=== Data in this exercise ===

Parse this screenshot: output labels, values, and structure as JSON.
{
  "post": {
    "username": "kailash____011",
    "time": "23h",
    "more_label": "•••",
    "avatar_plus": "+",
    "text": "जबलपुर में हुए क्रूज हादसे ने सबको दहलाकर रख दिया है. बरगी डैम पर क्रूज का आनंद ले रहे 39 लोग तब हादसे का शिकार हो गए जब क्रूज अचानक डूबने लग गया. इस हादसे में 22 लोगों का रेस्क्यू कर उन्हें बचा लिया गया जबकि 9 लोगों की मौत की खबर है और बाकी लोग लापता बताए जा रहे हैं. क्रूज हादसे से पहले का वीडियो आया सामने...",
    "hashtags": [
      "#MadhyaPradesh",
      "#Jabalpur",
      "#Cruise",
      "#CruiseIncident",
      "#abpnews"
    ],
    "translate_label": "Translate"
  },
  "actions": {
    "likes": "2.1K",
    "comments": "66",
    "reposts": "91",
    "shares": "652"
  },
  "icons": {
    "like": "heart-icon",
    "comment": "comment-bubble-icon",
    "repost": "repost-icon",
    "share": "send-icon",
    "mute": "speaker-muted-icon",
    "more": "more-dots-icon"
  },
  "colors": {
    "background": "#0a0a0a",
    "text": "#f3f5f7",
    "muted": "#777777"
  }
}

===

> **Written problem**:
Make an exact copy of all the data.

> **Finished task**:
Parse this screenshot: output labels, values, and structure as JSON.
{
  "post": {
    "username": "kailash____011",
    "time": "23h",
    "more_label": "•••",
    "avatar_plus": "+",
    "text": "जबलपुर में हुए क्रूज हादसे ने सबको दहलाकर रख दिया है. बरगी डैम पर क्रूज का आनंद ले रहे 39 लोग तब हादसे का शिकार हो गए जब क्रूज अचानक डूबने लग गया. इस हादसे में 22 लोगों का रेस्क्यू कर उन्हें बचा लिया गया जबकि 9 लोगों की मौत की खबर है और बाकी लोग लापता बताए जा रहे हैं. क्रूज हादसे से पहले का वीडियो आया सामने...",
    "hashtags": [
      "#MadhyaPradesh",
      "#Jabalpur",
      "#Cruise",
      "#CruiseIncident",
      "#abpnews"
    ],
    "translate_label": "Translate"
  },
  "actions": {
    "likes": "2.1K",
    "comments": "66",
    "reposts": "91",
    "shares": "652"
  },
  "icons": {
    "like": "heart-icon",
    "comment": "comment-bubble-icon",
    "repost": "repost-icon",
    "share": "send-icon",
    "mute": "speaker-muted-icon",
    "more": "more-dots-icon"
  },
  "colors": {
    "background": "#0a0a0a",
    "text": "#f3f5f7",
    "muted": "#777777"
  }
}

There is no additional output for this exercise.